*Given records*
####################

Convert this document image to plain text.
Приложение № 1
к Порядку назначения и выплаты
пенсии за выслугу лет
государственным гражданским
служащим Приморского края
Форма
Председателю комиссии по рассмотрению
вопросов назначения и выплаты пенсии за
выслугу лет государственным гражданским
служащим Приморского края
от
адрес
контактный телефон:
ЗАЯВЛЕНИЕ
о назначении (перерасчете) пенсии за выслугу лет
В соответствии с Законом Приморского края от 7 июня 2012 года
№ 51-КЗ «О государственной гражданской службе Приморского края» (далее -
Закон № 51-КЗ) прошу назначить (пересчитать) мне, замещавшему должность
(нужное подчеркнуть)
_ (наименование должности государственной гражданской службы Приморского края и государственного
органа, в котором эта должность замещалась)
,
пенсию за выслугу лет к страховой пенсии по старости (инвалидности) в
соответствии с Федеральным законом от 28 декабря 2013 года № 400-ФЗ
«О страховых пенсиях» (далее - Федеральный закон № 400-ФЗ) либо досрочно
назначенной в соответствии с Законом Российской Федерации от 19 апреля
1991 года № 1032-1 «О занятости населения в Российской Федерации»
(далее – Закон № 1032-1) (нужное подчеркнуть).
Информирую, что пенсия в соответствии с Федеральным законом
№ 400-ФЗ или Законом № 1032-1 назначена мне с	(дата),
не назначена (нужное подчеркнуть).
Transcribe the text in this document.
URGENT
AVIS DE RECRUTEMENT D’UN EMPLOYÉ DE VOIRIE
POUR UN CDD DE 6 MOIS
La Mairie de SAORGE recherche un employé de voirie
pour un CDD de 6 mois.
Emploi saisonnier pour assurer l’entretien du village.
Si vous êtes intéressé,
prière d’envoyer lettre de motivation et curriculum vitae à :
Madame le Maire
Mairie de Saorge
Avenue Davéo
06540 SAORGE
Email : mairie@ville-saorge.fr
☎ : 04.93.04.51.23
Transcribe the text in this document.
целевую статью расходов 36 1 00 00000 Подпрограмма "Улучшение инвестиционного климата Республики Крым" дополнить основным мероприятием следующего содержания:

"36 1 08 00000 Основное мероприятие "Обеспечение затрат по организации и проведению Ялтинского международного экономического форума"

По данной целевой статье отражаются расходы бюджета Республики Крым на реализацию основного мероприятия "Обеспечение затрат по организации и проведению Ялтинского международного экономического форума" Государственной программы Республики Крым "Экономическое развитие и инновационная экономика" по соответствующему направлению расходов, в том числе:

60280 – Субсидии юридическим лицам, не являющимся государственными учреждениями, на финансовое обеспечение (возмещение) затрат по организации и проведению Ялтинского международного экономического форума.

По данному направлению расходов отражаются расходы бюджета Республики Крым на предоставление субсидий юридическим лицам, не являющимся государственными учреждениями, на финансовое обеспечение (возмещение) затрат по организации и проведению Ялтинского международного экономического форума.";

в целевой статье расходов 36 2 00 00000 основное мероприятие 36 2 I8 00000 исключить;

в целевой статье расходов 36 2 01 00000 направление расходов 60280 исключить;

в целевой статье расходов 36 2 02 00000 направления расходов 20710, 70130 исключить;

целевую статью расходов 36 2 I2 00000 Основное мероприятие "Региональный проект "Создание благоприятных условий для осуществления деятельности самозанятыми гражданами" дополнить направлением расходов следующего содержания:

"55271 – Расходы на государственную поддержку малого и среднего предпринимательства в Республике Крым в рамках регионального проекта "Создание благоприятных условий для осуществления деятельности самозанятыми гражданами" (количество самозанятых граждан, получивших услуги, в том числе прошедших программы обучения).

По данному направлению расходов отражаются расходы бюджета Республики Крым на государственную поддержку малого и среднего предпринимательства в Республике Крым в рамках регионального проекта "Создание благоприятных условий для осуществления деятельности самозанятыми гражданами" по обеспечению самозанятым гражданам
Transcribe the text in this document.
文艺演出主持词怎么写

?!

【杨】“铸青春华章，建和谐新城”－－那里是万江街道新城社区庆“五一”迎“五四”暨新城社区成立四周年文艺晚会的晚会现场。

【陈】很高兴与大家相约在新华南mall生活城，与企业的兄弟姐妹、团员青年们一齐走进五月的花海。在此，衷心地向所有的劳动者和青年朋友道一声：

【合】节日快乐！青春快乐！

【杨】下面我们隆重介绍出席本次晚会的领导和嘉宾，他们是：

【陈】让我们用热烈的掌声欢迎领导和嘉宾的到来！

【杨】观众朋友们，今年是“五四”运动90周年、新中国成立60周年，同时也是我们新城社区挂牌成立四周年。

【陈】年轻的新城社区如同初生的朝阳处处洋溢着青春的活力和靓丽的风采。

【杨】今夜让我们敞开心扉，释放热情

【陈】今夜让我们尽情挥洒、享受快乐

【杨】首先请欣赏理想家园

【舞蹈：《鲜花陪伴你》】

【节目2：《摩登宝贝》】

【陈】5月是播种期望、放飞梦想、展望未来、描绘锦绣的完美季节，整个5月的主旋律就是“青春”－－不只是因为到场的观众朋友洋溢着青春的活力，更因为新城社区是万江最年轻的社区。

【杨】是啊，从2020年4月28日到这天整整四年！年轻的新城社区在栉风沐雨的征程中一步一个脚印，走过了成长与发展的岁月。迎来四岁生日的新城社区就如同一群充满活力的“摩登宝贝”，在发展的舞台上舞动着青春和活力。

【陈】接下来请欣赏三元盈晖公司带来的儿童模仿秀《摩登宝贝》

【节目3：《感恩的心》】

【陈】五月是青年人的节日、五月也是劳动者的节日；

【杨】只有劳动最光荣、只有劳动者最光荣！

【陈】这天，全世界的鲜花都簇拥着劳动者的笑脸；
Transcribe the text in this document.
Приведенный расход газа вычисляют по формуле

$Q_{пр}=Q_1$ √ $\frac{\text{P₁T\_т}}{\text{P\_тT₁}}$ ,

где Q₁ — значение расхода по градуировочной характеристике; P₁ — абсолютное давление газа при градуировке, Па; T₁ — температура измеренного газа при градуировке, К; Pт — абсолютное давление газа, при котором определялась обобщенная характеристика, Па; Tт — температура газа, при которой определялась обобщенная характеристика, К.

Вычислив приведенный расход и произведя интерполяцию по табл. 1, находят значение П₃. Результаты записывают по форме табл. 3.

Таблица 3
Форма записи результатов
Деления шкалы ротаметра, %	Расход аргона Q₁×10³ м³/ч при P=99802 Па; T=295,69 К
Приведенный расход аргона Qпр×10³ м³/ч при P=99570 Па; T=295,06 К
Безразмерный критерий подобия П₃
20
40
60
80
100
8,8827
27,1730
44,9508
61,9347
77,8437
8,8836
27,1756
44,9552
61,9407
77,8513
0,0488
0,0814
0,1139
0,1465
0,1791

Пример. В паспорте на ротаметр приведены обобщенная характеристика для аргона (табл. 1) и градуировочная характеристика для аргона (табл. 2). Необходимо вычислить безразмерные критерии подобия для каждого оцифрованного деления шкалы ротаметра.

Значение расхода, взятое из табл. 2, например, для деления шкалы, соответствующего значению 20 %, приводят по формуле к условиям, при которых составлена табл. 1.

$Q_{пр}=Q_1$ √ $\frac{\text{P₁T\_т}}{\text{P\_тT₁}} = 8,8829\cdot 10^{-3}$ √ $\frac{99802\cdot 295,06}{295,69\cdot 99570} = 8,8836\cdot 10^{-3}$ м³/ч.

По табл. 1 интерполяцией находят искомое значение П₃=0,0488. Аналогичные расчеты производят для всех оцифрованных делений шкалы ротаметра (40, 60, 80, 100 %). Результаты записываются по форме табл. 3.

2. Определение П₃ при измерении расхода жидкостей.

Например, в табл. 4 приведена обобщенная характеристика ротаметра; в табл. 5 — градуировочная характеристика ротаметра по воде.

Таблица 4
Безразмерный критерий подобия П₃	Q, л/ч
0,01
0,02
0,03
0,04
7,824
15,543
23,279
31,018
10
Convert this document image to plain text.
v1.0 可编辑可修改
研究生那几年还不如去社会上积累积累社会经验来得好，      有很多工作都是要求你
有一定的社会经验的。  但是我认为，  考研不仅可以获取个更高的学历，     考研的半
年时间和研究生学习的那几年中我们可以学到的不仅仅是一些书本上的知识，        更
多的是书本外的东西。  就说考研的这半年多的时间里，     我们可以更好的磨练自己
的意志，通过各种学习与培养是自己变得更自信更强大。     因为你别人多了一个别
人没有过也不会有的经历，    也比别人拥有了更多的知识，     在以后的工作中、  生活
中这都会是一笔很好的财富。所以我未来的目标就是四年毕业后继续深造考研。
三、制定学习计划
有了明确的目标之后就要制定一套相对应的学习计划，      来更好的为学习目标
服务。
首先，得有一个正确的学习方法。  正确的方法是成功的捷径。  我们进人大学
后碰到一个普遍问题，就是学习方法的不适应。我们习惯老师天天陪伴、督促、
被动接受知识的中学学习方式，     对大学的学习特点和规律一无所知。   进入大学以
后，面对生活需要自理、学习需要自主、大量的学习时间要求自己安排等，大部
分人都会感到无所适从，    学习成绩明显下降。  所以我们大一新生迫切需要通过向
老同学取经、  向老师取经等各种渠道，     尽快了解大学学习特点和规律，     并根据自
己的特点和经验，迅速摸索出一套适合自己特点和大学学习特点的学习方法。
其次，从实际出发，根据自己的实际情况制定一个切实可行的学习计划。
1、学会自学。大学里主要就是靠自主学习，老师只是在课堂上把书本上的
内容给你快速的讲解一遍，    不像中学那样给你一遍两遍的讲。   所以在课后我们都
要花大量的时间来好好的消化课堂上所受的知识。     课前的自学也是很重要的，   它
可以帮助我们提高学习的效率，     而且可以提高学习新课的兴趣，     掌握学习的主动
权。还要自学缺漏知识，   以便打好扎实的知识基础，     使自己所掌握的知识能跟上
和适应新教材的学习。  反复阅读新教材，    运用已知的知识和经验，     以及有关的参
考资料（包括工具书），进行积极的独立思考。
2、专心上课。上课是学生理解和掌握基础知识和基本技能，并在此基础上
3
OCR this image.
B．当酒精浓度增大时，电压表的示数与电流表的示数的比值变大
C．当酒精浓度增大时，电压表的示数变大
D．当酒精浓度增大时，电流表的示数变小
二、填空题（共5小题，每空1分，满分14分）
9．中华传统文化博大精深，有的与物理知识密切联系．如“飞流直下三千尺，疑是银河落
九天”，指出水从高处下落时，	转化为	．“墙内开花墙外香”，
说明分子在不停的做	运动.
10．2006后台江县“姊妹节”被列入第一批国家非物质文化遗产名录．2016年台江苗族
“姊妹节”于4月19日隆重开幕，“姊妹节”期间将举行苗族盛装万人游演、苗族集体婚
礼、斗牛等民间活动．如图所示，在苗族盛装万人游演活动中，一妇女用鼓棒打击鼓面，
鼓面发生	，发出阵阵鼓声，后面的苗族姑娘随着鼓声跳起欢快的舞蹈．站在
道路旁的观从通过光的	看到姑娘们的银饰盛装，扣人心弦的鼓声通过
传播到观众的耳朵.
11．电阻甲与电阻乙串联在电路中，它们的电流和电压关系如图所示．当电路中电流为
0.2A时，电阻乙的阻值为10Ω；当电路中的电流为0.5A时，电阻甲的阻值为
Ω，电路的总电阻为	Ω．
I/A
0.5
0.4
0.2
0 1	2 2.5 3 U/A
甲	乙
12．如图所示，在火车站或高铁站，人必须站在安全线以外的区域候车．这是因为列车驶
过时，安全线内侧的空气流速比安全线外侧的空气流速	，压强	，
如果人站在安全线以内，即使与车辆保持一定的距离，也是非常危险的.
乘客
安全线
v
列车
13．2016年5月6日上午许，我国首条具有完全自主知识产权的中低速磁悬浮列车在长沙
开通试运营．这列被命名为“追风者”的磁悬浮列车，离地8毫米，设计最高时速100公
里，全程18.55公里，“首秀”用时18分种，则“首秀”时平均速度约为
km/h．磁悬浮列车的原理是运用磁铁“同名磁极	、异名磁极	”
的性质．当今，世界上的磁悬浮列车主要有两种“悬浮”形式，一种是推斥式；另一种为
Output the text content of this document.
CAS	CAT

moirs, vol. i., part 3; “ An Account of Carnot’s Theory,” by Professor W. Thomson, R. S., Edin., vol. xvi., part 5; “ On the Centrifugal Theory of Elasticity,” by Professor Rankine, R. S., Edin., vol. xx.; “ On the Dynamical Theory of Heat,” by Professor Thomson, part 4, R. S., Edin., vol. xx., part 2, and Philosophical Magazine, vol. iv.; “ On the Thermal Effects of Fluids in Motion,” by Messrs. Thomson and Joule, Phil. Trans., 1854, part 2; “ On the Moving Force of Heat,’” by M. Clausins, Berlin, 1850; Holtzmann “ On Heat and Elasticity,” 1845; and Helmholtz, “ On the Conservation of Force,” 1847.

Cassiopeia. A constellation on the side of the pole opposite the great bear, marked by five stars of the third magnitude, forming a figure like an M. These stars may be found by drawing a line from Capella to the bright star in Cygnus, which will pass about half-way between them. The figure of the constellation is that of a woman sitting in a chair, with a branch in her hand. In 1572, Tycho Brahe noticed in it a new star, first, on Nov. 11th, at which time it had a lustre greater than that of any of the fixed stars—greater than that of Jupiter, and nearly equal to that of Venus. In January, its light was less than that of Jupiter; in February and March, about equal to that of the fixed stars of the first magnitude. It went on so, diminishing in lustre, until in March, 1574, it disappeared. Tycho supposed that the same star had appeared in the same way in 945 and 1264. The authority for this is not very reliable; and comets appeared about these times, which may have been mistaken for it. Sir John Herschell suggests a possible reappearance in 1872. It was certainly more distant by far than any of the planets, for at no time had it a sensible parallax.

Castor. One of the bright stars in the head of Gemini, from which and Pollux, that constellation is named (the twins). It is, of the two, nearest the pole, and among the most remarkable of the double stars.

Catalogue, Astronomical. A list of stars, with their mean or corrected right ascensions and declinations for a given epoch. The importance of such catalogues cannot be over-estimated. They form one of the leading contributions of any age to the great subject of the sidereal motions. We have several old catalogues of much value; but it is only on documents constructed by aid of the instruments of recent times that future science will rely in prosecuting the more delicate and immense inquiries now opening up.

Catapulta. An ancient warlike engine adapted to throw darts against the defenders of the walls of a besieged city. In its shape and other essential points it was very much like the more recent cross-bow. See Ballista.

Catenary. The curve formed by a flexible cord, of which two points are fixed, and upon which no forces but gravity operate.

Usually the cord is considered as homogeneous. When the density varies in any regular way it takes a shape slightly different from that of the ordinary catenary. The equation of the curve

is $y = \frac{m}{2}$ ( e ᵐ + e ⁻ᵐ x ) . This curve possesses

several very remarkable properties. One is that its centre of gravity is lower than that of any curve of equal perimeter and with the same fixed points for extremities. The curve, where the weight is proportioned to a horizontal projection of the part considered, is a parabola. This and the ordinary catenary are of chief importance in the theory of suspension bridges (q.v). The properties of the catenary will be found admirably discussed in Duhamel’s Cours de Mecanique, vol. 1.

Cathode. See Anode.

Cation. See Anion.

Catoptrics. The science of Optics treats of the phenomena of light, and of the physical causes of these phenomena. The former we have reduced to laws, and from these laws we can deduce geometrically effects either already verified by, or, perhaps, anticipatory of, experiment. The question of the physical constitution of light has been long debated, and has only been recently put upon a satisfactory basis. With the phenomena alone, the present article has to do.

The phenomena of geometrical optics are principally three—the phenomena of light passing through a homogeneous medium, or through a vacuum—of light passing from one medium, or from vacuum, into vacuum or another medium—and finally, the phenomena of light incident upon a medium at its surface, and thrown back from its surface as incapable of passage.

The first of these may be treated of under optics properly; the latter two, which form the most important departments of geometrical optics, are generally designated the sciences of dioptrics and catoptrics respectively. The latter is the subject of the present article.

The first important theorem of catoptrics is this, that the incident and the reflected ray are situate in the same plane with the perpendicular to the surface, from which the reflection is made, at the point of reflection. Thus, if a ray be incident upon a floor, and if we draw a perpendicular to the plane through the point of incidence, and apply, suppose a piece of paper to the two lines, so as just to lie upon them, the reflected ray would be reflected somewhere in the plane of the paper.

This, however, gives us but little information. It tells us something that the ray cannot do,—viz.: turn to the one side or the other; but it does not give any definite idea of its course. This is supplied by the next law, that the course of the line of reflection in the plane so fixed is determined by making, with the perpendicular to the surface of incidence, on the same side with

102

####################

Find the word "должность" in the data and show each line that holds it.

*Solution*
Закон № 51-КЗ) прошу назначить (пересчитать) мне, замещавшему должность
органа, в котором эта должность замещалась)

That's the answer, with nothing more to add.